AIM
Render as a Markdown table with the columns "Row" and "Entry" the lines of the records beginning with the line containing "- wave-label-17: C?: [1118, 271, 1137, 287]" and continuing through the line containing "- wave-label-8: 3: [728, 106, 736, 122]", including both of those lines. Give each line its own row number, and omit any blank lines.

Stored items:
......
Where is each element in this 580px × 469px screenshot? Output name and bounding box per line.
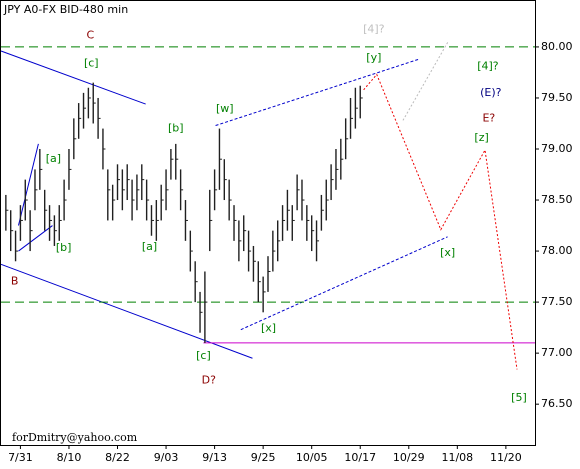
trend-line [402, 40, 450, 121]
wave-label: D? [202, 374, 216, 387]
trend-line [18, 225, 53, 252]
x-tick-label: 8/10 [57, 451, 82, 464]
y-tick-label: 77.00 [541, 346, 573, 359]
x-tick-label: 11/20 [490, 451, 522, 464]
x-tick-label: 9/03 [154, 451, 179, 464]
y-tick-label: 78.00 [541, 244, 573, 257]
x-tick-label: 10/05 [296, 451, 328, 464]
x-tick-label: 8/22 [105, 451, 130, 464]
y-tick-label: 76.50 [541, 397, 573, 410]
wave-label: C [86, 29, 94, 42]
y-tick-label: 78.50 [541, 193, 573, 206]
wave-label: [y] [366, 51, 381, 64]
trend-line [363, 73, 518, 370]
x-tick-label: 10/17 [344, 451, 376, 464]
x-tick-label: 11/08 [441, 451, 473, 464]
chart-title: JPY A0-FX BID-480 min [3, 3, 128, 16]
y-tick-label: 77.50 [541, 295, 573, 308]
y-tick-label: 79.00 [541, 142, 573, 155]
x-tick-label: 9/13 [202, 451, 227, 464]
footer: forDmitry@yahoo.com [12, 431, 138, 444]
wave-label: E? [482, 111, 495, 124]
wave-label: [x] [261, 322, 276, 335]
trend-line [240, 236, 448, 331]
wave-label: [z] [474, 131, 488, 144]
wave-label: [b] [168, 122, 184, 135]
trend-line [0, 50, 146, 105]
wave-label: [4]? [477, 59, 499, 72]
wave-label: [x] [440, 246, 455, 259]
y-tick-label: 79.50 [541, 91, 573, 104]
wave-label: [a] [142, 240, 157, 253]
trend-line [215, 58, 420, 126]
wave-label: (E)? [480, 86, 502, 99]
wave-label: [c] [196, 349, 211, 362]
wave-label: B [11, 275, 19, 288]
trend-line [17, 143, 39, 226]
plot-frame [0, 0, 536, 446]
wave-label: [c] [84, 56, 99, 69]
x-tick-label: 9/25 [251, 451, 276, 464]
wave-label: [b] [56, 241, 72, 254]
wave-label: [w] [216, 102, 234, 115]
wave-label: [a] [46, 152, 61, 165]
wave-label: [4]? [363, 23, 385, 36]
y-tick-label: 80.00 [541, 40, 573, 53]
x-tick-label: 10/29 [393, 451, 425, 464]
wave-label: [5] [511, 391, 527, 404]
x-tick-label: 7/31 [8, 451, 33, 464]
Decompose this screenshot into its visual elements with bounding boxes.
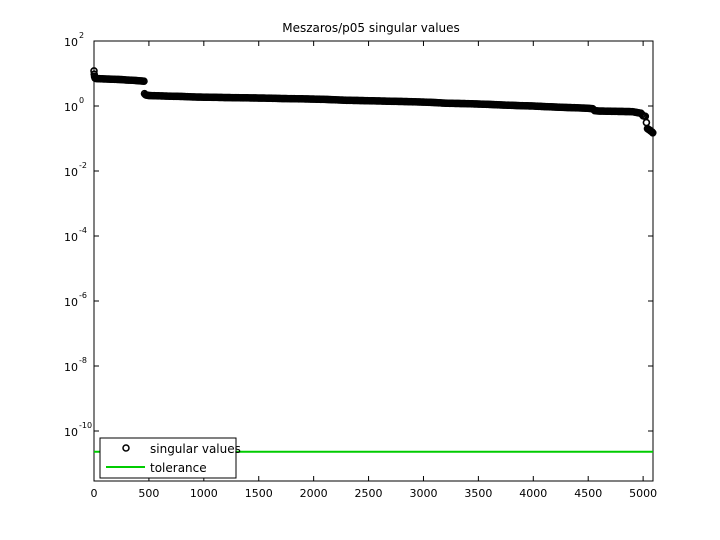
y-tick-label: 10	[64, 231, 78, 244]
x-tick-label: 4000	[519, 487, 547, 500]
y-tick-label: 10	[64, 426, 78, 439]
x-tick-label: 1000	[190, 487, 218, 500]
y-tick-label: 10	[64, 101, 78, 114]
legend-marker-singular-values	[122, 444, 130, 452]
y-tick-exponent: -6	[79, 291, 87, 300]
series-layer	[90, 67, 657, 453]
x-tick-label: 0	[91, 487, 98, 500]
y-tick-exponent: -4	[79, 226, 87, 235]
y-tick-exponent: -10	[79, 421, 92, 430]
singular-value-point	[140, 77, 148, 85]
x-tick-label: 500	[138, 487, 159, 500]
x-tick-label: 4500	[574, 487, 602, 500]
y-tick-label: 10	[64, 166, 78, 179]
y-tick-exponent: -2	[79, 161, 87, 170]
axis-ticks: 0 500 1000 1500 2000 2500 3000 3500 4000 4500 5000…	[64, 31, 657, 500]
x-tick-label: 3500	[464, 487, 492, 500]
x-tick-label: 1500	[245, 487, 273, 500]
singular-value-point	[642, 118, 651, 127]
y-tick-exponent: -8	[79, 356, 87, 365]
legend-label-singular-values: singular values	[150, 442, 241, 456]
legend-box	[99, 437, 237, 479]
chart-title: Meszaros/p05 singular values	[282, 21, 460, 35]
x-tick-label: 5000	[629, 487, 657, 500]
y-tick-label: 10	[64, 361, 78, 374]
x-tick-label: 2500	[355, 487, 383, 500]
legend-label-tolerance: tolerance	[150, 461, 207, 475]
y-tick-label: 10	[64, 36, 78, 49]
legend: singular values tolerance	[99, 437, 241, 479]
x-tick-label: 3000	[409, 487, 437, 500]
x-tick-label: 2000	[300, 487, 328, 500]
plot-frame	[93, 40, 654, 482]
y-tick-label: 10	[64, 296, 78, 309]
y-tick-exponent: 0	[79, 96, 84, 105]
y-tick-exponent: 2	[79, 31, 84, 40]
singular-value-point	[648, 128, 657, 137]
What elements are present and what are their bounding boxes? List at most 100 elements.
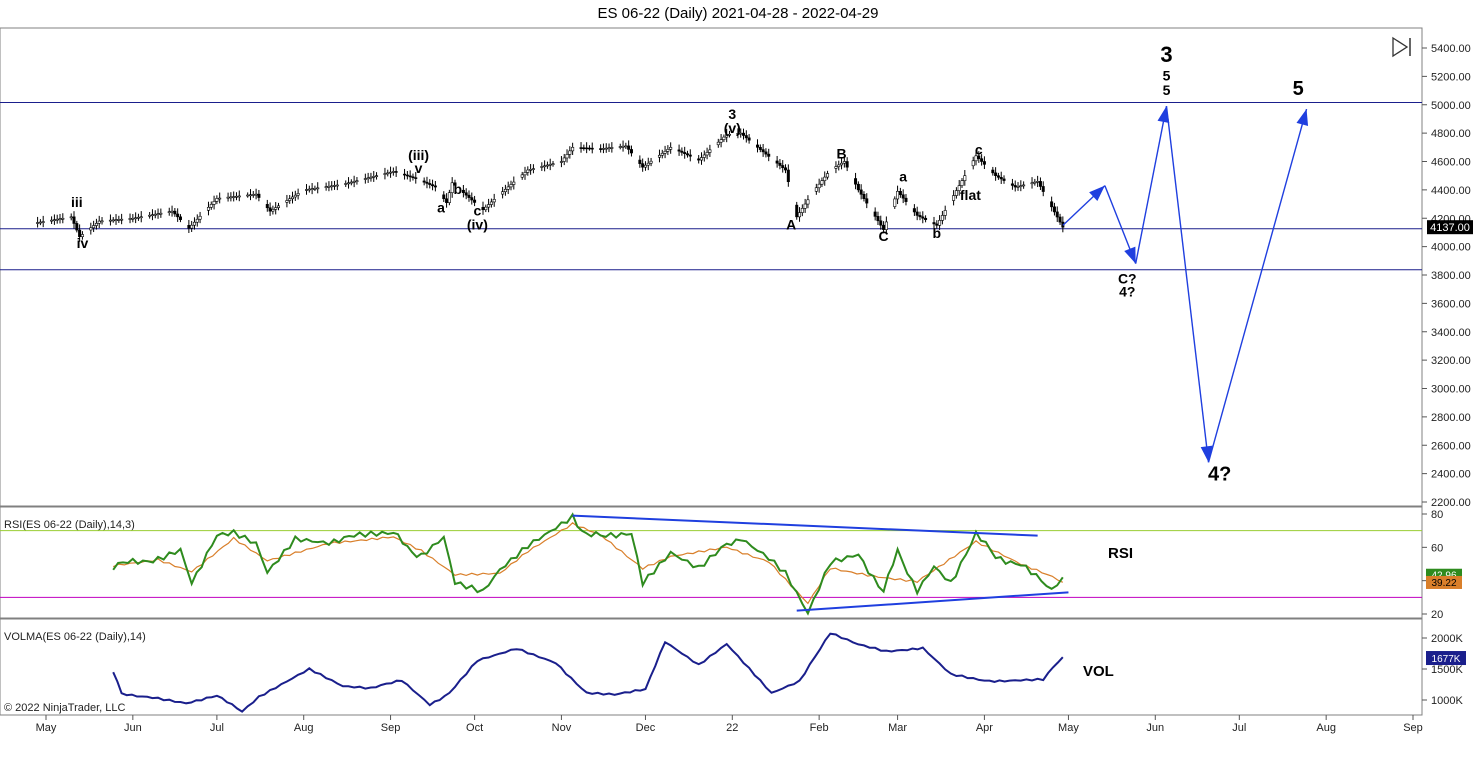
- wave-label-17: C?: [1118, 271, 1137, 287]
- chart-title: ES 06-22 (Daily) 2021-04-28 - 2022-04-29: [598, 5, 879, 22]
- price-body-80: [349, 181, 353, 184]
- rsi-lines: [112, 512, 1069, 616]
- price-body-50: [232, 196, 236, 198]
- price-body-211: [862, 193, 866, 200]
- price-body-104: [445, 198, 449, 203]
- price-body-259: [1052, 206, 1056, 213]
- price-body-240: [977, 155, 981, 159]
- price-body-111: [470, 197, 474, 201]
- price-body-9: [72, 216, 76, 224]
- price-body-230: [938, 220, 942, 226]
- price-body-5: [55, 218, 59, 221]
- price-body-97: [414, 177, 418, 179]
- wave-label-8: 3: [728, 106, 736, 122]
- price-body-187: [767, 153, 771, 157]
- rsi-tick-label-3: 20: [1431, 609, 1443, 621]
- rsi-label: RSI: [1108, 545, 1133, 562]
- price-body-1: [38, 221, 42, 224]
- price-body-4: [52, 219, 56, 221]
- price-body-165: [683, 152, 687, 154]
- horizontal-levels: [0, 101, 1422, 271]
- price-body-47: [218, 197, 222, 200]
- x-tick-label-0: May: [36, 722, 57, 734]
- price-body-191: [784, 167, 788, 171]
- price-body-220: [898, 190, 902, 196]
- wave-label-18: 4?: [1119, 283, 1135, 299]
- price-body-113: [481, 207, 485, 211]
- price-body-20: [114, 219, 118, 221]
- x-tick-label-5: Oct: [466, 722, 483, 734]
- price-body-114: [484, 206, 488, 211]
- price-body-141: [587, 147, 591, 150]
- price-body-175: [722, 136, 726, 140]
- price-body-33: [167, 211, 171, 213]
- price-body-89: [386, 172, 390, 175]
- price-body-233: [952, 195, 956, 201]
- price-body-189: [778, 162, 782, 166]
- price-body-11: [78, 229, 82, 237]
- price-body-99: [425, 181, 429, 184]
- price-body-112: [473, 199, 477, 203]
- x-tick-label-1: Jun: [124, 722, 142, 734]
- price-axis: 5400.00 5200.00 5000.00 4800.00 4600.00 4400.…: [1422, 43, 1471, 509]
- price-body-235: [957, 185, 961, 191]
- projection-arrowhead-5: [1296, 109, 1309, 127]
- price-body-64: [288, 198, 292, 201]
- scroll-to-end-icon[interactable]: [1392, 36, 1411, 58]
- x-tick-label-12: May: [1058, 722, 1079, 734]
- price-body-103: [442, 194, 446, 200]
- price-body-82: [355, 180, 359, 182]
- price-body-198: [814, 187, 818, 192]
- projection-arrow-3: [1134, 106, 1168, 264]
- price-body-255: [1036, 181, 1040, 183]
- price-body-179: [739, 132, 743, 135]
- x-tick-label-16: Sep: [1403, 722, 1423, 734]
- price-body-155: [643, 164, 647, 168]
- price-body-218: [893, 198, 897, 207]
- price-body-65: [291, 196, 295, 200]
- price-body-214: [876, 216, 880, 222]
- rsi-panel: RSI(ES 06-22 (Daily),14,3) 80604020 RSI …: [0, 506, 1462, 621]
- price-body-36: [176, 213, 180, 218]
- price-body-7: [61, 217, 65, 220]
- price-body-173: [716, 141, 720, 146]
- volma-series-line: [112, 632, 1064, 713]
- price-body-151: [627, 145, 631, 150]
- price-body-205: [840, 162, 844, 166]
- price-body-12: [80, 234, 84, 237]
- x-tick-label-3: Aug: [294, 722, 314, 734]
- price-body-145: [604, 147, 608, 150]
- price-body-63: [285, 200, 289, 203]
- volma-panel: VOLMA(ES 06-22 (Daily),14) 2000K 1500K 100…: [0, 618, 1466, 716]
- price-body-25: [134, 217, 138, 220]
- price-body-19: [111, 219, 115, 222]
- price-body-158: [657, 154, 661, 158]
- wave-label-23: 4?: [1208, 464, 1231, 486]
- price-tick-label-15: 2400.00: [1431, 469, 1471, 481]
- x-tick-label-13: Jun: [1146, 722, 1164, 734]
- price-body-192: [786, 169, 790, 183]
- price-body-142: [590, 147, 594, 150]
- price-body-62: [277, 205, 281, 208]
- price-body-30: [153, 213, 157, 216]
- price-body-75: [330, 185, 334, 188]
- price-body-83: [363, 178, 367, 180]
- wave-label-0: iii: [71, 194, 83, 210]
- x-tick-label-11: Apr: [976, 722, 993, 734]
- price-body-116: [489, 201, 493, 205]
- price-body-29: [150, 214, 154, 217]
- price-body-49: [229, 196, 233, 199]
- price-body-197: [806, 199, 810, 205]
- price-body-186: [764, 151, 768, 155]
- price-body-21: [117, 219, 121, 221]
- price-tick-label-4: 4600.00: [1431, 157, 1471, 169]
- price-body-196: [803, 203, 807, 209]
- price-body-118: [501, 191, 505, 195]
- price-body-53: [246, 194, 250, 197]
- rsi-tick-label-1: 60: [1431, 542, 1443, 554]
- price-body-194: [798, 212, 802, 218]
- price-body-193: [795, 204, 799, 218]
- price-body-123: [520, 174, 524, 178]
- price-body-52: [237, 195, 241, 198]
......
SOLUTION TO THIS PROBLEM
| Row | Entry |
|---|---|
| 1 | - wave-label-17: C?: [1118, 271, 1137, 287] |
| 2 | - chart-title: ES 06-22 (Daily) 2021-04-28 - 2022-04-29: [598, 5, 879, 22] |
| 3 | - price-body-80: [349, 181, 353, 184] |
| 4 | - rsi-lines: [112, 512, 1069, 616] |
| 5 | - price-body-50: [232, 196, 236, 198] |
| 6 | - price-body-211: [862, 193, 866, 200] |
| 7 | - price-body-104: [445, 198, 449, 203] |
| 8 | - price-body-259: [1052, 206, 1056, 213] |
| 9 | - price-body-240: [977, 155, 981, 159] |
| 10 | - price-body-111: [470, 197, 474, 201] |
| 11 | - price-body-9: [72, 216, 76, 224] |
| 12 | - price-body-230: [938, 220, 942, 226] |
| 13 | - price-body-5: [55, 218, 59, 221] |
| 14 | - price-body-97: [414, 177, 418, 179] |
| 15 | - wave-label-8: 3: [728, 106, 736, 122] |